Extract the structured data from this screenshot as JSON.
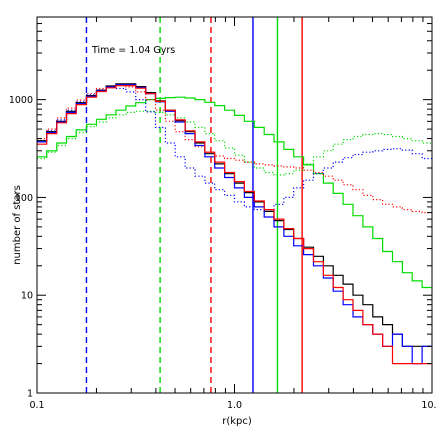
{
  "chart_data": {
    "type": "line",
    "title": "",
    "annotation": "Time = 1.04 Gyrs",
    "xlabel": "r(kpc)",
    "ylabel": "number of stars",
    "xscale": "log",
    "yscale": "log",
    "xlim": [
      0.1,
      10.0
    ],
    "ylim": [
      1,
      7000
    ],
    "xticks": [
      {
        "value": 0.1,
        "label": "0.1"
      },
      {
        "value": 1.0,
        "label": "1.0"
      },
      {
        "value": 10.0,
        "label": "10.0"
      }
    ],
    "yticks": [
      {
        "value": 1,
        "label": "1"
      },
      {
        "value": 10,
        "label": "10"
      },
      {
        "value": 100,
        "label": "100"
      },
      {
        "value": 1000,
        "label": "1000"
      }
    ],
    "grid": false,
    "legend": "none",
    "colors": {
      "blue": "#0000ff",
      "green": "#00dd00",
      "red": "#ff0000",
      "black": "#000000"
    },
    "step_series": [
      {
        "color": "green",
        "style": "solid",
        "edges": [
          0.1,
          0.112,
          0.126,
          0.141,
          0.158,
          0.178,
          0.2,
          0.224,
          0.251,
          0.282,
          0.316,
          0.355,
          0.398,
          0.447,
          0.501,
          0.562,
          0.631,
          0.708,
          0.794,
          0.891,
          1.0,
          1.122,
          1.259,
          1.413,
          1.585,
          1.778,
          1.995,
          2.239,
          2.512,
          2.818,
          3.162,
          3.548,
          3.981,
          4.467,
          5.012,
          5.623,
          6.31,
          7.079,
          7.943,
          8.913,
          10.0
        ],
        "values": [
          260,
          300,
          360,
          420,
          490,
          560,
          630,
          700,
          780,
          860,
          930,
          1000,
          1030,
          1050,
          1060,
          1040,
          1000,
          940,
          870,
          780,
          690,
          600,
          520,
          440,
          370,
          310,
          260,
          215,
          175,
          140,
          110,
          85,
          65,
          50,
          38,
          28,
          22,
          17,
          14,
          12
        ]
      },
      {
        "color": "green",
        "style": "dotted",
        "edges": [
          0.1,
          0.112,
          0.126,
          0.141,
          0.158,
          0.178,
          0.2,
          0.224,
          0.251,
          0.282,
          0.316,
          0.355,
          0.398,
          0.447,
          0.501,
          0.562,
          0.631,
          0.708,
          0.794,
          0.891,
          1.0,
          1.122,
          1.259,
          1.413,
          1.585,
          1.778,
          1.995,
          2.239,
          2.512,
          2.818,
          3.162,
          3.548,
          3.981,
          4.467,
          5.012,
          5.623,
          6.31,
          7.079,
          7.943,
          8.913,
          10.0
        ],
        "values": [
          250,
          290,
          340,
          400,
          460,
          530,
          590,
          650,
          700,
          740,
          760,
          760,
          740,
          700,
          650,
          590,
          520,
          450,
          380,
          320,
          270,
          230,
          200,
          180,
          170,
          175,
          190,
          220,
          260,
          300,
          350,
          390,
          420,
          440,
          450,
          440,
          420,
          400,
          380,
          360
        ]
      },
      {
        "color": "blue",
        "style": "dotted",
        "edges": [
          0.1,
          0.112,
          0.126,
          0.141,
          0.158,
          0.178,
          0.2,
          0.224,
          0.251,
          0.282,
          0.316,
          0.355,
          0.398,
          0.447,
          0.501,
          0.562,
          0.631,
          0.708,
          0.794,
          0.891,
          1.0,
          1.122,
          1.259,
          1.413,
          1.585,
          1.778,
          1.995,
          2.239,
          2.512,
          2.818,
          3.162,
          3.548,
          3.981,
          4.467,
          5.012,
          5.623,
          6.31,
          7.079,
          7.943,
          8.913,
          10.0
        ],
        "values": [
          380,
          480,
          620,
          780,
          950,
          1120,
          1260,
          1320,
          1300,
          1200,
          1000,
          750,
          520,
          360,
          260,
          200,
          165,
          140,
          120,
          105,
          90,
          80,
          75,
          75,
          85,
          100,
          125,
          150,
          175,
          200,
          230,
          255,
          275,
          290,
          300,
          310,
          315,
          305,
          280,
          250
        ]
      },
      {
        "color": "red",
        "style": "dotted",
        "edges": [
          0.1,
          0.112,
          0.126,
          0.141,
          0.158,
          0.178,
          0.2,
          0.224,
          0.251,
          0.282,
          0.316,
          0.355,
          0.398,
          0.447,
          0.501,
          0.562,
          0.631,
          0.708,
          0.794,
          0.891,
          1.0,
          1.122,
          1.259,
          1.413,
          1.585,
          1.778,
          1.995,
          2.239,
          2.512,
          2.818,
          3.162,
          3.548,
          3.981,
          4.467,
          5.012,
          5.623,
          6.31,
          7.079,
          7.943,
          8.913,
          10.0
        ],
        "values": [
          400,
          500,
          650,
          820,
          990,
          1150,
          1300,
          1380,
          1400,
          1350,
          1200,
          1000,
          780,
          600,
          470,
          390,
          330,
          290,
          265,
          250,
          240,
          230,
          220,
          215,
          210,
          205,
          200,
          190,
          180,
          165,
          150,
          135,
          120,
          105,
          95,
          85,
          80,
          75,
          72,
          70
        ]
      },
      {
        "color": "black",
        "style": "solid",
        "edges": [
          0.1,
          0.112,
          0.126,
          0.141,
          0.158,
          0.178,
          0.2,
          0.224,
          0.251,
          0.282,
          0.316,
          0.355,
          0.398,
          0.447,
          0.501,
          0.562,
          0.631,
          0.708,
          0.794,
          0.891,
          1.0,
          1.122,
          1.259,
          1.413,
          1.585,
          1.778,
          1.995,
          2.239,
          2.512,
          2.818,
          3.162,
          3.548,
          3.981,
          4.467,
          5.012,
          5.623,
          6.31,
          7.079,
          7.943,
          8.913,
          10.0
        ],
        "values": [
          380,
          470,
          600,
          760,
          930,
          1100,
          1250,
          1380,
          1450,
          1450,
          1360,
          1180,
          970,
          780,
          610,
          470,
          360,
          280,
          220,
          175,
          140,
          112,
          90,
          72,
          58,
          47,
          38,
          31,
          25,
          20,
          16,
          13,
          10,
          8,
          6,
          5,
          4,
          3,
          3,
          3
        ]
      },
      {
        "color": "blue",
        "style": "solid",
        "edges": [
          0.1,
          0.112,
          0.126,
          0.141,
          0.158,
          0.178,
          0.2,
          0.224,
          0.251,
          0.282,
          0.316,
          0.355,
          0.398,
          0.447,
          0.501,
          0.562,
          0.631,
          0.708,
          0.794,
          0.891,
          1.0,
          1.122,
          1.259,
          1.413,
          1.585,
          1.778,
          1.995,
          2.239,
          2.512,
          2.818,
          3.162,
          3.548,
          3.981,
          4.467,
          5.012,
          5.623,
          6.31,
          7.079,
          7.943,
          8.913,
          10.0
        ],
        "values": [
          370,
          460,
          590,
          740,
          910,
          1080,
          1230,
          1350,
          1420,
          1420,
          1330,
          1150,
          950,
          760,
          590,
          450,
          340,
          260,
          200,
          160,
          125,
          100,
          80,
          63,
          50,
          40,
          32,
          26,
          20,
          15,
          11,
          8,
          6,
          5,
          4,
          3,
          4,
          3,
          2,
          3
        ]
      },
      {
        "color": "red",
        "style": "solid",
        "edges": [
          0.1,
          0.112,
          0.126,
          0.141,
          0.158,
          0.178,
          0.2,
          0.224,
          0.251,
          0.282,
          0.316,
          0.355,
          0.398,
          0.447,
          0.501,
          0.562,
          0.631,
          0.708,
          0.794,
          0.891,
          1.0,
          1.122,
          1.259,
          1.413,
          1.585,
          1.778,
          1.995,
          2.239,
          2.512,
          2.818,
          3.162,
          3.548,
          3.981,
          4.467,
          5.012,
          5.623,
          6.31,
          7.079,
          7.943,
          8.913,
          10.0
        ],
        "values": [
          350,
          450,
          580,
          720,
          890,
          1060,
          1210,
          1320,
          1390,
          1390,
          1310,
          1150,
          960,
          780,
          620,
          480,
          370,
          290,
          230,
          180,
          145,
          115,
          92,
          75,
          60,
          48,
          38,
          30,
          22,
          16,
          12,
          9,
          7,
          5,
          4,
          3,
          2,
          2,
          2,
          2
        ]
      }
    ],
    "vertical_lines": [
      {
        "x": 0.178,
        "color": "blue",
        "style": "dashed"
      },
      {
        "x": 0.42,
        "color": "green",
        "style": "dashed"
      },
      {
        "x": 0.76,
        "color": "red",
        "style": "dashed"
      },
      {
        "x": 1.24,
        "color": "blue",
        "style": "solid"
      },
      {
        "x": 1.65,
        "color": "green",
        "style": "solid"
      },
      {
        "x": 2.2,
        "color": "red",
        "style": "solid"
      }
    ]
  }
}
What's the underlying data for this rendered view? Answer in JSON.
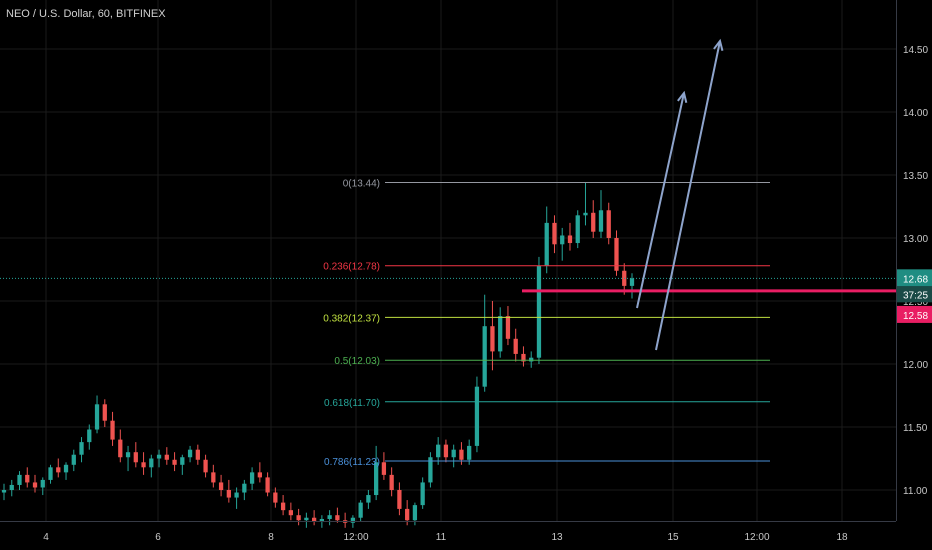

◆ ◆ ◆ ◆ ◆

_TASK GOAL_. Where a line above holds the string "JSON", show that line.

_COMPLETE RESPONSE_.
Extract the structured data from this screenshot as JSON.
What's the underlying data for this rendered view? Answer in JSON.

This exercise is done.